_TASK ITEM:_
Search the material for "Panc" and copy each line in which it is found.

_INFORMATION:_

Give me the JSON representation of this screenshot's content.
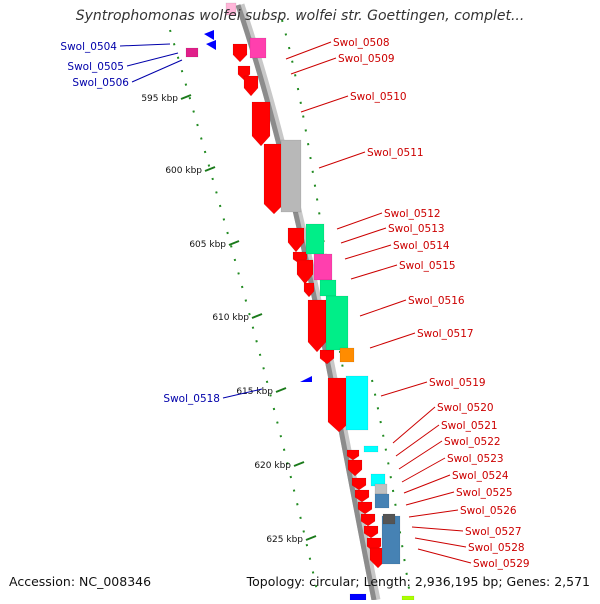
{
  "title": "Syntrophomonas wolfei subsp. wolfei str. Goettingen, complet...",
  "footer": {
    "accession": "Accession: NC_008346",
    "summary": "Topology: circular; Length: 2,936,195 bp; Genes: 2,571"
  },
  "colors": {
    "backbone": "#8c8c8c",
    "forward_label": "#cc0000",
    "reverse_label": "#0000aa",
    "tick_dots": "#228b22"
  },
  "scale_ticks": [
    {
      "label": "595 kbp"
    },
    {
      "label": "600 kbp"
    },
    {
      "label": "605 kbp"
    },
    {
      "label": "610 kbp"
    },
    {
      "label": "615 kbp"
    },
    {
      "label": "620 kbp"
    },
    {
      "label": "625 kbp"
    }
  ],
  "left_labels": [
    {
      "text": "Swol_0504"
    },
    {
      "text": "Swol_0505"
    },
    {
      "text": "Swol_0506"
    },
    {
      "text": "Swol_0518"
    }
  ],
  "right_labels": [
    {
      "text": "Swol_0508"
    },
    {
      "text": "Swol_0509"
    },
    {
      "text": "Swol_0510"
    },
    {
      "text": "Swol_0511"
    },
    {
      "text": "Swol_0512"
    },
    {
      "text": "Swol_0513"
    },
    {
      "text": "Swol_0514"
    },
    {
      "text": "Swol_0515"
    },
    {
      "text": "Swol_0516"
    },
    {
      "text": "Swol_0517"
    },
    {
      "text": "Swol_0519"
    },
    {
      "text": "Swol_0520"
    },
    {
      "text": "Swol_0521"
    },
    {
      "text": "Swol_0522"
    },
    {
      "text": "Swol_0523"
    },
    {
      "text": "Swol_0524"
    },
    {
      "text": "Swol_0525"
    },
    {
      "text": "Swol_0526"
    },
    {
      "text": "Swol_0527"
    },
    {
      "text": "Swol_0528"
    },
    {
      "text": "Swol_0529"
    }
  ]
}
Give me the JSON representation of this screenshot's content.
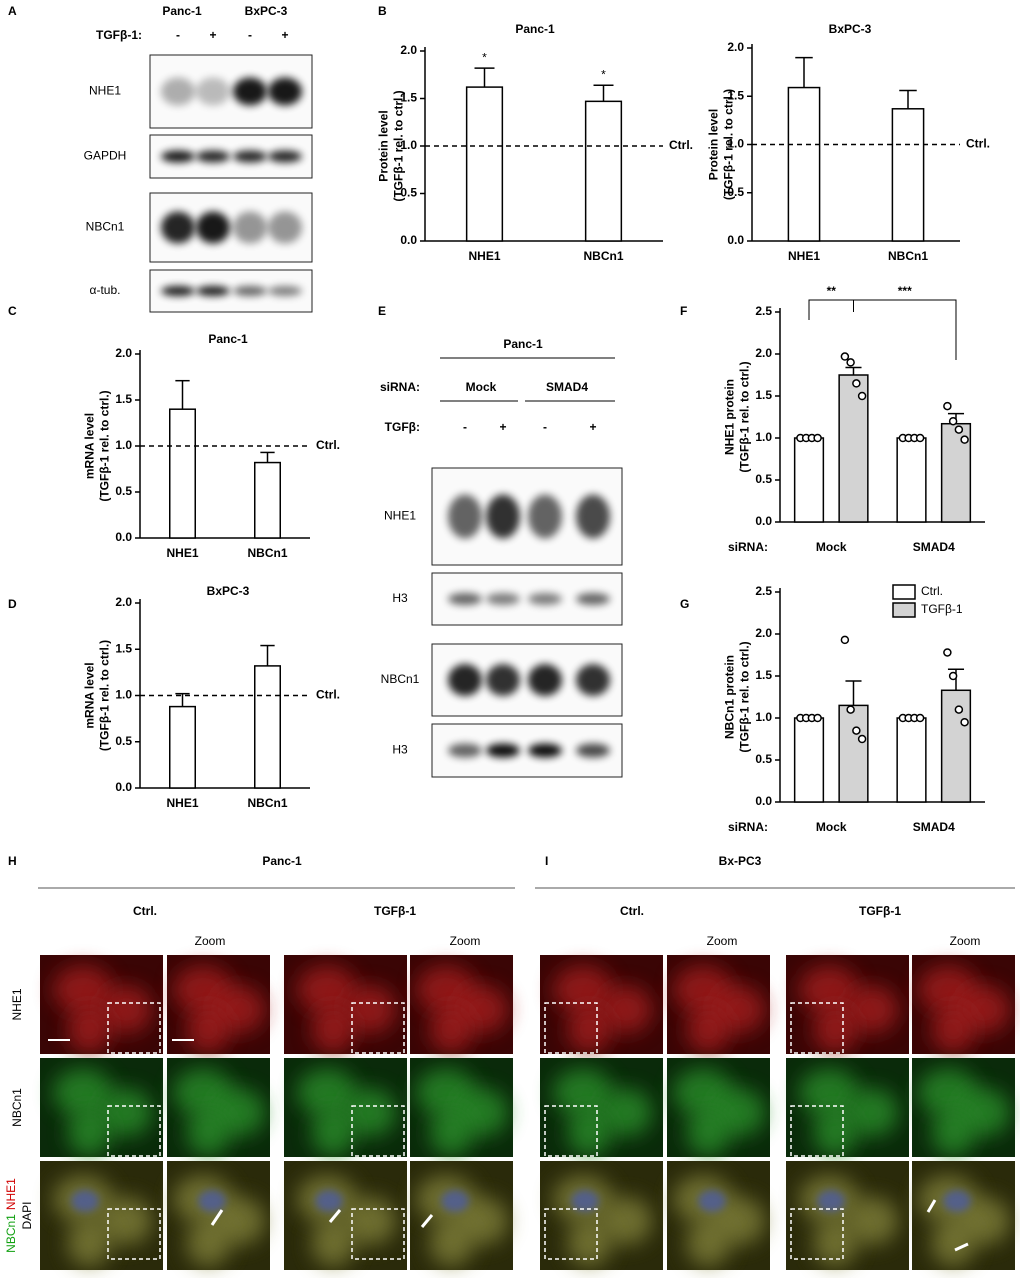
{
  "panel_letters": [
    "A",
    "B",
    "C",
    "D",
    "E",
    "F",
    "G",
    "H",
    "I"
  ],
  "blot_a": {
    "cell_lines": [
      "Panc-1",
      "BxPC-3"
    ],
    "treatment": "TGFβ-1:",
    "signs": [
      "-",
      "+",
      "-",
      "+"
    ],
    "rows": [
      "NHE1",
      "GAPDH",
      "NBCn1",
      "α-tub."
    ]
  },
  "blot_e": {
    "cell_line": "Panc-1",
    "sirna_label": "siRNA:",
    "sirna": [
      "Mock",
      "SMAD4"
    ],
    "treatment": "TGFβ:",
    "signs": [
      "-",
      "+",
      "-",
      "+"
    ],
    "rows": [
      "NHE1",
      "H3",
      "NBCn1",
      "H3"
    ]
  },
  "imaging": [
    {
      "cell_line": "Panc-1",
      "conditions": [
        "Ctrl.",
        "TGFβ-1"
      ],
      "zoom": [
        "Zoom",
        "Zoom"
      ]
    },
    {
      "cell_line": "Bx-PC3",
      "conditions": [
        "Ctrl.",
        "TGFβ-1"
      ],
      "zoom": [
        "Zoom",
        "Zoom"
      ]
    }
  ],
  "stain_rows": [
    [
      "NHE1"
    ],
    [
      "NBCn1"
    ],
    [
      "NBCn1",
      "NHE1",
      "DAPI"
    ]
  ],
  "chart_data": [
    {
      "type": "bar",
      "title": "Panc-1",
      "ylabel": [
        "Protein level",
        "(TGFβ-1 rel. to ctrl.)"
      ],
      "categories": [
        "NHE1",
        "NBCn1"
      ],
      "series": [
        {
          "color": "#ffffff",
          "values": [
            1.62,
            1.47
          ],
          "errors": [
            0.2,
            0.17
          ]
        }
      ],
      "annotations": [
        "*",
        "*"
      ],
      "reference": {
        "value": 1,
        "label": "Ctrl."
      },
      "ylim": [
        0,
        2
      ],
      "yticks": [
        {
          "value": 0,
          "label": "0.0"
        },
        0.5,
        {
          "value": 1,
          "label": "1.0"
        },
        1.5,
        {
          "value": 2,
          "label": "2.0"
        }
      ]
    },
    {
      "type": "bar",
      "title": "BxPC-3",
      "ylabel": [
        "Protein level",
        "(TGFβ-1 rel. to ctrl.)"
      ],
      "categories": [
        "NHE1",
        "NBCn1"
      ],
      "series": [
        {
          "color": "#ffffff",
          "values": [
            1.59,
            1.37
          ],
          "errors": [
            0.31,
            0.19
          ]
        }
      ],
      "reference": {
        "value": 1,
        "label": "Ctrl."
      },
      "ylim": [
        0,
        2
      ],
      "yticks": [
        {
          "value": 0,
          "label": "0.0"
        },
        0.5,
        {
          "value": 1,
          "label": "1.0"
        },
        1.5,
        {
          "value": 2,
          "label": "2.0"
        }
      ]
    },
    {
      "type": "bar",
      "title": "Panc-1",
      "ylabel": [
        "mRNA level",
        "(TGFβ-1 rel. to ctrl.)"
      ],
      "categories": [
        "NHE1",
        "NBCn1"
      ],
      "series": [
        {
          "color": "#ffffff",
          "values": [
            1.4,
            0.82
          ],
          "errors": [
            0.31,
            0.11
          ]
        }
      ],
      "reference": {
        "value": 1,
        "label": "Ctrl."
      },
      "ylim": [
        0,
        2
      ],
      "yticks": [
        {
          "value": 0,
          "label": "0.0"
        },
        0.5,
        {
          "value": 1,
          "label": "1.0"
        },
        1.5,
        {
          "value": 2,
          "label": "2.0"
        }
      ]
    },
    {
      "type": "bar",
      "title": "BxPC-3",
      "ylabel": [
        "mRNA level",
        "(TGFβ-1 rel. to ctrl.)"
      ],
      "categories": [
        "NHE1",
        "NBCn1"
      ],
      "series": [
        {
          "color": "#ffffff",
          "values": [
            0.88,
            1.32
          ],
          "errors": [
            0.14,
            0.22
          ]
        }
      ],
      "reference": {
        "value": 1,
        "label": "Ctrl."
      },
      "ylim": [
        0,
        2
      ],
      "yticks": [
        {
          "value": 0,
          "label": "0.0"
        },
        0.5,
        {
          "value": 1,
          "label": "1.0"
        },
        1.5,
        {
          "value": 2,
          "label": "2.0"
        }
      ]
    },
    {
      "type": "bar",
      "ylabel": [
        "NHE1 protein",
        "(TGFβ-1 rel. to ctrl.)"
      ],
      "xlabel": "siRNA:",
      "categories": [
        "Mock",
        "SMAD4"
      ],
      "series": [
        {
          "name": "Ctrl.",
          "color": "#ffffff",
          "values": [
            1,
            1
          ],
          "points": [
            [
              1,
              1,
              1,
              1
            ],
            [
              1,
              1,
              1,
              1
            ]
          ]
        },
        {
          "name": "TGFβ-1",
          "color": "#d3d3d3",
          "values": [
            1.75,
            1.17
          ],
          "errors": [
            0.09,
            0.12
          ],
          "points": [
            [
              1.97,
              1.9,
              1.65,
              1.5
            ],
            [
              1.38,
              1.2,
              1.1,
              0.98
            ]
          ]
        }
      ],
      "significance": [
        "**",
        "***"
      ],
      "ylim": [
        0,
        2.5
      ],
      "yticks": [
        {
          "value": 0,
          "label": "0.0"
        },
        0.5,
        {
          "value": 1,
          "label": "1.0"
        },
        1.5,
        {
          "value": 2,
          "label": "2.0"
        },
        2.5
      ]
    },
    {
      "type": "bar",
      "ylabel": [
        "NBCn1 protein",
        "(TGFβ-1 rel. to ctrl.)"
      ],
      "xlabel": "siRNA:",
      "categories": [
        "Mock",
        "SMAD4"
      ],
      "series": [
        {
          "name": "Ctrl.",
          "color": "#ffffff",
          "values": [
            1,
            1
          ],
          "points": [
            [
              1,
              1,
              1,
              1
            ],
            [
              1,
              1,
              1,
              1
            ]
          ]
        },
        {
          "name": "TGFβ-1",
          "color": "#d3d3d3",
          "values": [
            1.15,
            1.33
          ],
          "errors": [
            0.29,
            0.25
          ],
          "points": [
            [
              1.93,
              1.1,
              0.85,
              0.75
            ],
            [
              1.78,
              1.5,
              1.1,
              0.95
            ]
          ]
        }
      ],
      "legend": "top-right",
      "ylim": [
        0,
        2.5
      ],
      "yticks": [
        {
          "value": 0,
          "label": "0.0"
        },
        0.5,
        {
          "value": 1,
          "label": "1.0"
        },
        1.5,
        {
          "value": 2,
          "label": "2.0"
        },
        2.5
      ]
    }
  ]
}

_OUTPUT BELOW:_
      "Panc-1",
    "cell_line": "Panc-1",
      "cell_line": "Panc-1",
      "title": "Panc-1",
      "title": "Panc-1",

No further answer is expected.